-- Start --

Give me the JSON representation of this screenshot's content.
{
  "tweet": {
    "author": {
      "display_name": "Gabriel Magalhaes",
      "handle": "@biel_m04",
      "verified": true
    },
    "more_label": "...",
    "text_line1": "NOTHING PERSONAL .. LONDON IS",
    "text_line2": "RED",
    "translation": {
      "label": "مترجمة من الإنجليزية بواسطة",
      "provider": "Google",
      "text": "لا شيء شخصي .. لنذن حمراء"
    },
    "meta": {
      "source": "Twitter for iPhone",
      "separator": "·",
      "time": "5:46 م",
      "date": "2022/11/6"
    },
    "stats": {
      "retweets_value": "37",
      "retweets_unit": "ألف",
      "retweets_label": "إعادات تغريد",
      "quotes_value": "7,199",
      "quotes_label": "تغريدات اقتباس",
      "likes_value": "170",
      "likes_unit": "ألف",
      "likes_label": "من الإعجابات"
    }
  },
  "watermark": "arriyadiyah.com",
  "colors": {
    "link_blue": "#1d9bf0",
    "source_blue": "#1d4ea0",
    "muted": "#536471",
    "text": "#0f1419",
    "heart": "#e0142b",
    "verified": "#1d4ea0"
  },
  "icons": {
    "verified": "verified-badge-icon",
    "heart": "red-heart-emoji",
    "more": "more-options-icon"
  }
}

-- End --

Work to do:
Output the listing above exactly as it appears.

Answer to this task:
Give me the JSON representation of this screenshot's content.
{
  "tweet": {
    "author": {
      "display_name": "Gabriel Magalhaes",
      "handle": "@biel_m04",
      "verified": true
    },
    "more_label": "...",
    "text_line1": "NOTHING PERSONAL .. LONDON IS",
    "text_line2": "RED",
    "translation": {
      "label": "مترجمة من الإنجليزية بواسطة",
      "provider": "Google",
      "text": "لا شيء شخصي .. لنذن حمراء"
    },
    "meta": {
      "source": "Twitter for iPhone",
      "separator": "·",
      "time": "5:46 م",
      "date": "2022/11/6"
    },
    "stats": {
      "retweets_value": "37",
      "retweets_unit": "ألف",
      "retweets_label": "إعادات تغريد",
      "quotes_value": "7,199",
      "quotes_label": "تغريدات اقتباس",
      "likes_value": "170",
      "likes_unit": "ألف",
      "likes_label": "من الإعجابات"
    }
  },
  "watermark": "arriyadiyah.com",
  "colors": {
    "link_blue": "#1d9bf0",
    "source_blue": "#1d4ea0",
    "muted": "#536471",
    "text": "#0f1419",
    "heart": "#e0142b",
    "verified": "#1d4ea0"
  },
  "icons": {
    "verified": "verified-badge-icon",
    "heart": "red-heart-emoji",
    "more": "more-options-icon"
  }
}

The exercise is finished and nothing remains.